▶ Challenge
Wherever "xlabel" appears in a line, copy that line.

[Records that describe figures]
########

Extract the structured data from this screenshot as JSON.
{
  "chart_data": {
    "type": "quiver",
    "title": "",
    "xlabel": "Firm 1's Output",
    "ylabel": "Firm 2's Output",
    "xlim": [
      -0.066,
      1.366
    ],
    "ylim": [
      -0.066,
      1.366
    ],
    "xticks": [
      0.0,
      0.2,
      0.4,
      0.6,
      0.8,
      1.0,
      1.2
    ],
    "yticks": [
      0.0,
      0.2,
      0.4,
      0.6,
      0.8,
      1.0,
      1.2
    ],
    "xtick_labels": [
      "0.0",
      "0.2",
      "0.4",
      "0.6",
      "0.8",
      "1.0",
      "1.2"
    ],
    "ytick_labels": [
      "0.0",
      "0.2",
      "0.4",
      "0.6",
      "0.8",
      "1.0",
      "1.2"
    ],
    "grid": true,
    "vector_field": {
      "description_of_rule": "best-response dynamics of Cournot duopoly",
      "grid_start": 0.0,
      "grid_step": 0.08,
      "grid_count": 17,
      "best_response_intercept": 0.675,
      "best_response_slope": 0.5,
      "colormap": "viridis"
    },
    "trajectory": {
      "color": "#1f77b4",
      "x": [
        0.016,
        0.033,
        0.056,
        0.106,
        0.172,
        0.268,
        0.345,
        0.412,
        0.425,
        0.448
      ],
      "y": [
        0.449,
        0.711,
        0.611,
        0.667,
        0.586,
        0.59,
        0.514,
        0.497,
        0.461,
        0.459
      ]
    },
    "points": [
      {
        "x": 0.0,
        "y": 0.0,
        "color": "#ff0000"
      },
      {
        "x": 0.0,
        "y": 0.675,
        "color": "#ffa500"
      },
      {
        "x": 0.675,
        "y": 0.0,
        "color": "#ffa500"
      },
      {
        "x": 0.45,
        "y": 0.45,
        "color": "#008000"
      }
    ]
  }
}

########

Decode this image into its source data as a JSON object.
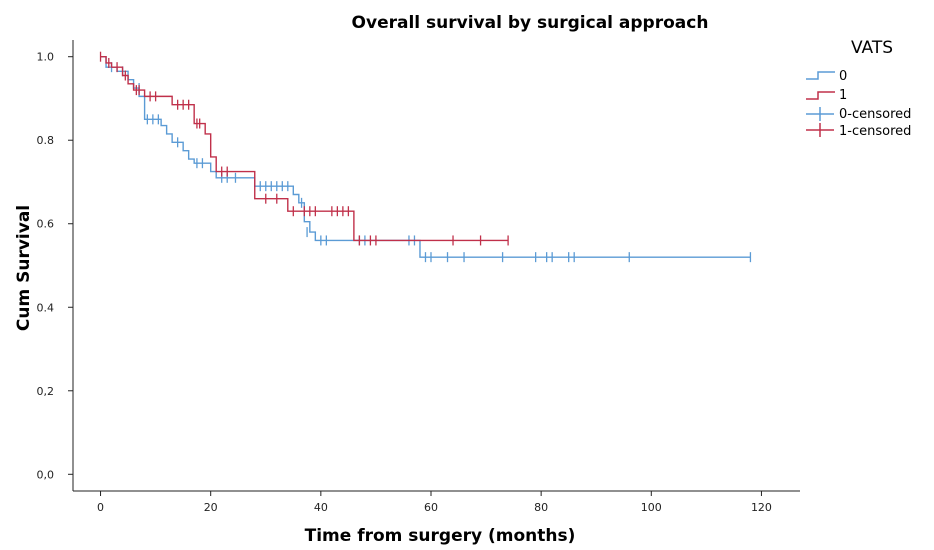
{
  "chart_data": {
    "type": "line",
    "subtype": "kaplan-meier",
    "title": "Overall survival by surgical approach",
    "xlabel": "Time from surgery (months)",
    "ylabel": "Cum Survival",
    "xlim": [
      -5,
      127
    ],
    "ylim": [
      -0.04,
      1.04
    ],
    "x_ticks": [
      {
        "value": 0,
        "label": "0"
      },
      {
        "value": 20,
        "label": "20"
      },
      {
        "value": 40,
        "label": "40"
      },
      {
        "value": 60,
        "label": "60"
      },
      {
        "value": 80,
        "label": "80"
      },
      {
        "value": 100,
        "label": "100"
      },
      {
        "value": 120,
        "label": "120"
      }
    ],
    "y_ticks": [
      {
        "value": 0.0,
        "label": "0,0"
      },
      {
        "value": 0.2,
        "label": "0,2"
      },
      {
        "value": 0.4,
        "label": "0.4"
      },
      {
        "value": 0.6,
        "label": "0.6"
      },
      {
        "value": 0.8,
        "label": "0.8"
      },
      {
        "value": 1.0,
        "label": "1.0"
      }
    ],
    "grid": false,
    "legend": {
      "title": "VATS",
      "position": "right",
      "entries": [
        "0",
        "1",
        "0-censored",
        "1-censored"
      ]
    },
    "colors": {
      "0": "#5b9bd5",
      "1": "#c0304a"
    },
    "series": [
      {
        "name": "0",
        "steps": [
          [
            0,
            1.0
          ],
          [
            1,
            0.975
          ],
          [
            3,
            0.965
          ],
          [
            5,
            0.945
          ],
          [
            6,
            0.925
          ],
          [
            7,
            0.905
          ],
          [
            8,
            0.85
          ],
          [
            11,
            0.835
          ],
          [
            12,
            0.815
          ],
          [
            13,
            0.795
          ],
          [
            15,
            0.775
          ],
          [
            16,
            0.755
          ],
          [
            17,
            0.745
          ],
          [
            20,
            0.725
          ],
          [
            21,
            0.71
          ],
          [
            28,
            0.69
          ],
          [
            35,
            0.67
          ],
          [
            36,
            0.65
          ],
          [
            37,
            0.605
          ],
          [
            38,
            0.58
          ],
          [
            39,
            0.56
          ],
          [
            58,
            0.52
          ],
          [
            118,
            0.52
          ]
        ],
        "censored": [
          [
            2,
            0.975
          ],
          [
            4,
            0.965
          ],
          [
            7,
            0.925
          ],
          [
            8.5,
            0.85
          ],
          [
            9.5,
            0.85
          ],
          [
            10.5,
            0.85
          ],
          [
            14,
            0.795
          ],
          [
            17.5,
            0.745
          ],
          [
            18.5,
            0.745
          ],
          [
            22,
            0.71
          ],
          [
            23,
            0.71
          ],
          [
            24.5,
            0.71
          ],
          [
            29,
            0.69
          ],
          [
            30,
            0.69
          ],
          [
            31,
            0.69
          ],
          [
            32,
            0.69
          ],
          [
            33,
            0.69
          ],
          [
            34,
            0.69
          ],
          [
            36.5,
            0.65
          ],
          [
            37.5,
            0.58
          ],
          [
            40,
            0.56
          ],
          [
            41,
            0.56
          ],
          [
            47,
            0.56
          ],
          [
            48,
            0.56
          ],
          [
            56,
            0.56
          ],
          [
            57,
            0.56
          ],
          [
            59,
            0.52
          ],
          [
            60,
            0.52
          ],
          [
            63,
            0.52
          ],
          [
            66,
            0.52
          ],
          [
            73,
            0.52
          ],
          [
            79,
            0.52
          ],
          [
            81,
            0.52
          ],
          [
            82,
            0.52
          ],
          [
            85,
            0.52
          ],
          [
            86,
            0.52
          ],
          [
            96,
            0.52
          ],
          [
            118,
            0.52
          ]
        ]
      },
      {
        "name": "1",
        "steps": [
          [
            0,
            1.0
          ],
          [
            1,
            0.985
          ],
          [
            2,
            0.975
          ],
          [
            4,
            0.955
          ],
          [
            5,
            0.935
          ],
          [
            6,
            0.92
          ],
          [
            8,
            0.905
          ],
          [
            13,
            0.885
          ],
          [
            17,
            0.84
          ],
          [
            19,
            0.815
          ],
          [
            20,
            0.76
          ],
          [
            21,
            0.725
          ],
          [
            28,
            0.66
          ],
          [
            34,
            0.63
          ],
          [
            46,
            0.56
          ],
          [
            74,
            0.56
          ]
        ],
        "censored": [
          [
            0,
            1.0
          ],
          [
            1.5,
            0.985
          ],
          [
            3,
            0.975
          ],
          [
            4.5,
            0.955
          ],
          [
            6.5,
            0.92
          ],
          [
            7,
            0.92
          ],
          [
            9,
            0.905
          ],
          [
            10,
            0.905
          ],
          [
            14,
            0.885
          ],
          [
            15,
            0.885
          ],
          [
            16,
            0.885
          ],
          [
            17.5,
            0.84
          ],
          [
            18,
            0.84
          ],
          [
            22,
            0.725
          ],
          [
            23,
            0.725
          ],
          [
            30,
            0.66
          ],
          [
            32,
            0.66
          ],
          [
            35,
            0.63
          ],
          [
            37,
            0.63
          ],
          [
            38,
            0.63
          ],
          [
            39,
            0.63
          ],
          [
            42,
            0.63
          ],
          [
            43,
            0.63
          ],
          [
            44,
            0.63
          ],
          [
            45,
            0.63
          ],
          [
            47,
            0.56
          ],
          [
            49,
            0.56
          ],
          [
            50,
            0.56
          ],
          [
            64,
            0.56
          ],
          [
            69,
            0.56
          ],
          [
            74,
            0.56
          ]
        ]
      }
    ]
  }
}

########

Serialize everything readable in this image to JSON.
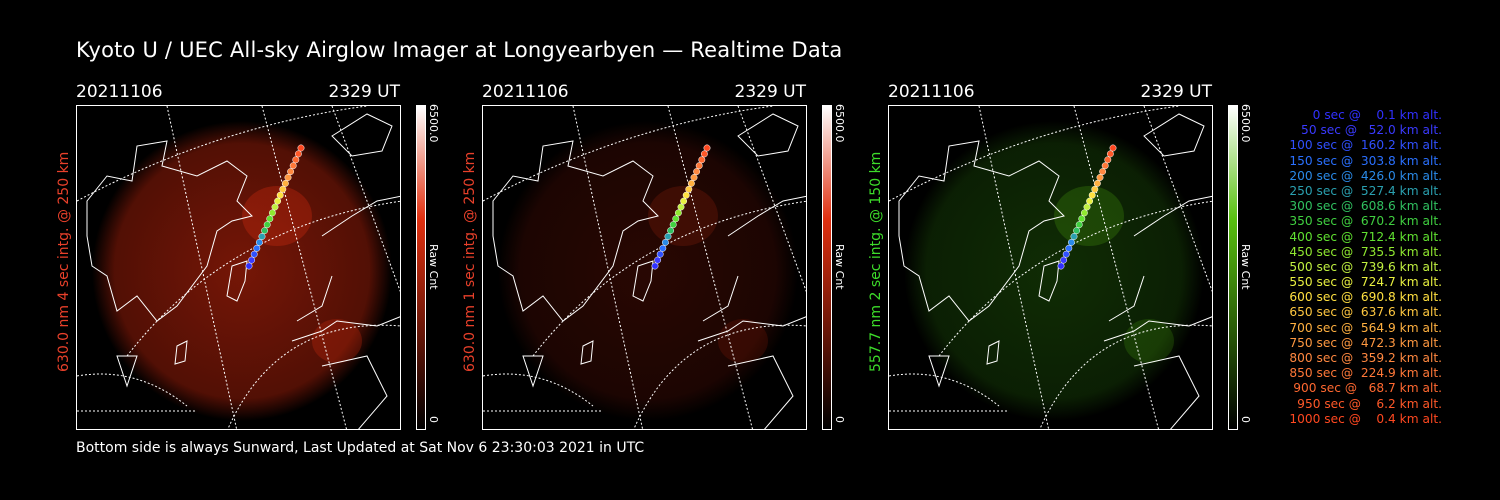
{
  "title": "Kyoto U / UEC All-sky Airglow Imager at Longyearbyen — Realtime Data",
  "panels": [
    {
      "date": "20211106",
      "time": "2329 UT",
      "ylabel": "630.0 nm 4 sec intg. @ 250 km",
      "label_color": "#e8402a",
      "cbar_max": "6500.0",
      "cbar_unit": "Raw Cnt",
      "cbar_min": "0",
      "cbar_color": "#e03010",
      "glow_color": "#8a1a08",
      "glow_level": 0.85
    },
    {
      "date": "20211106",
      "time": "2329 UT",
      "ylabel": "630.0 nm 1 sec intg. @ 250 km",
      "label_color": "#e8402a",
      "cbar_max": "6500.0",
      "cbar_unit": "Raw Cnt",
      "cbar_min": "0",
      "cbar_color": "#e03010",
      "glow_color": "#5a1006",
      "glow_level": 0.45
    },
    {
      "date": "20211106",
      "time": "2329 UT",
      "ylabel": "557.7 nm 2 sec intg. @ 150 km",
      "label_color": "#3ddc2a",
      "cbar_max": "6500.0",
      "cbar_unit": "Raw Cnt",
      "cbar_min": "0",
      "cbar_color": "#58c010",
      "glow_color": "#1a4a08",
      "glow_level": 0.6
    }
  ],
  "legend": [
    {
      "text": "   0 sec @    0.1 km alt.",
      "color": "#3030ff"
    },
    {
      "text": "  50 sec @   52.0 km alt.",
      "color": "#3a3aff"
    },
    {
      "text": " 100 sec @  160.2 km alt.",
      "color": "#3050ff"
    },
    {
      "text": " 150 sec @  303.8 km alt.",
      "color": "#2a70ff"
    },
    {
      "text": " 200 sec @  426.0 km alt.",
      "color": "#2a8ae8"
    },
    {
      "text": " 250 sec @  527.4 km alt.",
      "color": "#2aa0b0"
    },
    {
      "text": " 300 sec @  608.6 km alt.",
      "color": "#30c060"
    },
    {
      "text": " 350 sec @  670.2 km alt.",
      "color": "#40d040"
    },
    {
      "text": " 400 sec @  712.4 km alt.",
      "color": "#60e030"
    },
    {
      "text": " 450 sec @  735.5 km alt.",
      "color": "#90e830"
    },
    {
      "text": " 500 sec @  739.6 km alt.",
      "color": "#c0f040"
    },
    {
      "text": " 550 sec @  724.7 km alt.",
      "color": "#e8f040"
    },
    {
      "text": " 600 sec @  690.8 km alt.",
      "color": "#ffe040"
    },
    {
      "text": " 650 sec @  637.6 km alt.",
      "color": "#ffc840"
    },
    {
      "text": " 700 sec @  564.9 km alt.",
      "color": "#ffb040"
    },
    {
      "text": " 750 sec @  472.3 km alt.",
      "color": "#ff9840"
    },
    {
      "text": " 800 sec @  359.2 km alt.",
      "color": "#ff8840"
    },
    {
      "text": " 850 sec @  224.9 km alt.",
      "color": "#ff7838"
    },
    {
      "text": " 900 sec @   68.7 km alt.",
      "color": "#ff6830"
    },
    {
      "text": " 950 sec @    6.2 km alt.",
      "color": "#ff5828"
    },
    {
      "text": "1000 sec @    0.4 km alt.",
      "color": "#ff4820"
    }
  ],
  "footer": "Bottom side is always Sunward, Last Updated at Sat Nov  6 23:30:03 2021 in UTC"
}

########

▶ Completed task
    "xlabel": "Firm 1's Output",
    "xlabel": "Time from surgery (months)",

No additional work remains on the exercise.